**Problem requirements:** Print all the entries verbatim.

(Collected data)
===
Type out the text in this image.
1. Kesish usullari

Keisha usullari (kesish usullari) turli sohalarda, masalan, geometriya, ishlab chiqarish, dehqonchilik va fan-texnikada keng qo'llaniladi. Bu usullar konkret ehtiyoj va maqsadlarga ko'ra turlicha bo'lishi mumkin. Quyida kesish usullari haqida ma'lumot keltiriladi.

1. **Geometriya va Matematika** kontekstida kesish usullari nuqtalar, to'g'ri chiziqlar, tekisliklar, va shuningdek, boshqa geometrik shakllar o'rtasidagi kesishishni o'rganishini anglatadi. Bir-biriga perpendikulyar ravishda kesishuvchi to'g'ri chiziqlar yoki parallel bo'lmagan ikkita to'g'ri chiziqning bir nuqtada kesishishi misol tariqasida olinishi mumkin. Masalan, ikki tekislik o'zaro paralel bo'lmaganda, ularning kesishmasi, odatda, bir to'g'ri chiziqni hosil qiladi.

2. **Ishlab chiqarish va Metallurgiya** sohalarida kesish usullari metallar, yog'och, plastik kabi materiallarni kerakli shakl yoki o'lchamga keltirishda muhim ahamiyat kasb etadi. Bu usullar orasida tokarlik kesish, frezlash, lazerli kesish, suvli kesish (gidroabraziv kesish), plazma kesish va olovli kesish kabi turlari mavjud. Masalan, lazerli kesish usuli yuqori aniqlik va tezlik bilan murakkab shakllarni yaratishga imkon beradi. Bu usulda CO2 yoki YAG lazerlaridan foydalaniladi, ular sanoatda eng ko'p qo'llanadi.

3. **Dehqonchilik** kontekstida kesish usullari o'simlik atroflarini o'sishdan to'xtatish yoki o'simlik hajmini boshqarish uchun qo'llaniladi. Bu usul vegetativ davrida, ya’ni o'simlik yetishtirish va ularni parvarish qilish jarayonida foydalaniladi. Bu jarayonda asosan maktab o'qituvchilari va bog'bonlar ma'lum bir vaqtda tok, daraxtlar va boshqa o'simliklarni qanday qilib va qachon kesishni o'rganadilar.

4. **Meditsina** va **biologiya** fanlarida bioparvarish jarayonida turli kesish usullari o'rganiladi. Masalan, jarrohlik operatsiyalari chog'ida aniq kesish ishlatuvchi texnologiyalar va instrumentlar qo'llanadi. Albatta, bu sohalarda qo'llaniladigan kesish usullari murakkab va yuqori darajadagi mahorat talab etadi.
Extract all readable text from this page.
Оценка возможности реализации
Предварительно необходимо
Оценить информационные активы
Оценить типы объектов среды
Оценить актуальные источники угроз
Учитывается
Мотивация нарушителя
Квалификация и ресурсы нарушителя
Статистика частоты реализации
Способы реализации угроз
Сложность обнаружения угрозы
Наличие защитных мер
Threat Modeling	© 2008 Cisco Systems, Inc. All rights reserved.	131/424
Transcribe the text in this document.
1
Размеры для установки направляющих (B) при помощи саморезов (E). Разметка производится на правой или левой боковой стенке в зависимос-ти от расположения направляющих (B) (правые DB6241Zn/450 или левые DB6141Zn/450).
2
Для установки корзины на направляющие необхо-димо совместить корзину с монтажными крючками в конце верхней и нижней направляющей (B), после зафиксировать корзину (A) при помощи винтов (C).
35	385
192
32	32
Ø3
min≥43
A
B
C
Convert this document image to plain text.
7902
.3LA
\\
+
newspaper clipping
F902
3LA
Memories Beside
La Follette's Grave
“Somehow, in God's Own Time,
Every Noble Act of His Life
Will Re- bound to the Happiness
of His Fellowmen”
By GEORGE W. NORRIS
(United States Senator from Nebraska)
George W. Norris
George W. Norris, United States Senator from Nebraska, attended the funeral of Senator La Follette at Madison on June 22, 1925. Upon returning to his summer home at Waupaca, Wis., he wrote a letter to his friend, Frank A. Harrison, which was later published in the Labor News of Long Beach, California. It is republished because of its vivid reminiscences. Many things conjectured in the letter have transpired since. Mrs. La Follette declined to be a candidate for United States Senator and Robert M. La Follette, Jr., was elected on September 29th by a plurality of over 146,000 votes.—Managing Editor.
===
**Output of the exercise:**
Type out the text in this image.
1. Kesish usullari

Keisha usullari (kesish usullari) turli sohalarda, masalan, geometriya, ishlab chiqarish, dehqonchilik va fan-texnikada keng qo'llaniladi. Bu usullar konkret ehtiyoj va maqsadlarga ko'ra turlicha bo'lishi mumkin. Quyida kesish usullari haqida ma'lumot keltiriladi.

1. **Geometriya va Matematika** kontekstida kesish usullari nuqtalar, to'g'ri chiziqlar, tekisliklar, va shuningdek, boshqa geometrik shakllar o'rtasidagi kesishishni o'rganishini anglatadi. Bir-biriga perpendikulyar ravishda kesishuvchi to'g'ri chiziqlar yoki parallel bo'lmagan ikkita to'g'ri chiziqning bir nuqtada kesishishi misol tariqasida olinishi mumkin. Masalan, ikki tekislik o'zaro paralel bo'lmaganda, ularning kesishmasi, odatda, bir to'g'ri chiziqni hosil qiladi.

2. **Ishlab chiqarish va Metallurgiya** sohalarida kesish usullari metallar, yog'och, plastik kabi materiallarni kerakli shakl yoki o'lchamga keltirishda muhim ahamiyat kasb etadi. Bu usullar orasida tokarlik kesish, frezlash, lazerli kesish, suvli kesish (gidroabraziv kesish), plazma kesish va olovli kesish kabi turlari mavjud. Masalan, lazerli kesish usuli yuqori aniqlik va tezlik bilan murakkab shakllarni yaratishga imkon beradi. Bu usulda CO2 yoki YAG lazerlaridan foydalaniladi, ular sanoatda eng ko'p qo'llanadi.

3. **Dehqonchilik** kontekstida kesish usullari o'simlik atroflarini o'sishdan to'xtatish yoki o'simlik hajmini boshqarish uchun qo'llaniladi. Bu usul vegetativ davrida, ya’ni o'simlik yetishtirish va ularni parvarish qilish jarayonida foydalaniladi. Bu jarayonda asosan maktab o'qituvchilari va bog'bonlar ma'lum bir vaqtda tok, daraxtlar va boshqa o'simliklarni qanday qilib va qachon kesishni o'rganadilar.

4. **Meditsina** va **biologiya** fanlarida bioparvarish jarayonida turli kesish usullari o'rganiladi. Masalan, jarrohlik operatsiyalari chog'ida aniq kesish ishlatuvchi texnologiyalar va instrumentlar qo'llanadi. Albatta, bu sohalarda qo'llaniladigan kesish usullari murakkab va yuqori darajadagi mahorat talab etadi.
Extract all readable text from this page.
Оценка возможности реализации
Предварительно необходимо
Оценить информационные активы
Оценить типы объектов среды
Оценить актуальные источники угроз
Учитывается
Мотивация нарушителя
Квалификация и ресурсы нарушителя
Статистика частоты реализации
Способы реализации угроз
Сложность обнаружения угрозы
Наличие защитных мер
Threat Modeling	© 2008 Cisco Systems, Inc. All rights reserved.	131/424
Transcribe the text in this document.
1
Размеры для установки направляющих (B) при помощи саморезов (E). Разметка производится на правой или левой боковой стенке в зависимос-ти от расположения направляющих (B) (правые DB6241Zn/450 или левые DB6141Zn/450).
2
Для установки корзины на направляющие необхо-димо совместить корзину с монтажными крючками в конце верхней и нижней направляющей (B), после зафиксировать корзину (A) при помощи винтов (C).
35	385
192
32	32
Ø3
min≥43
A
B
C
Convert this document image to plain text.
7902
.3LA
\\
+
newspaper clipping
F902
3LA
Memories Beside
La Follette's Grave
“Somehow, in God's Own Time,
Every Noble Act of His Life
Will Re- bound to the Happiness
of His Fellowmen”
By GEORGE W. NORRIS
(United States Senator from Nebraska)
George W. Norris
George W. Norris, United States Senator from Nebraska, attended the funeral of Senator La Follette at Madison on June 22, 1925. Upon returning to his summer home at Waupaca, Wis., he wrote a letter to his friend, Frank A. Harrison, which was later published in the Labor News of Long Beach, California. It is republished because of its vivid reminiscences. Many things conjectured in the letter have transpired since. Mrs. La Follette declined to be a candidate for United States Senator and Robert M. La Follette, Jr., was elected on September 29th by a plurality of over 146,000 votes.—Managing Editor.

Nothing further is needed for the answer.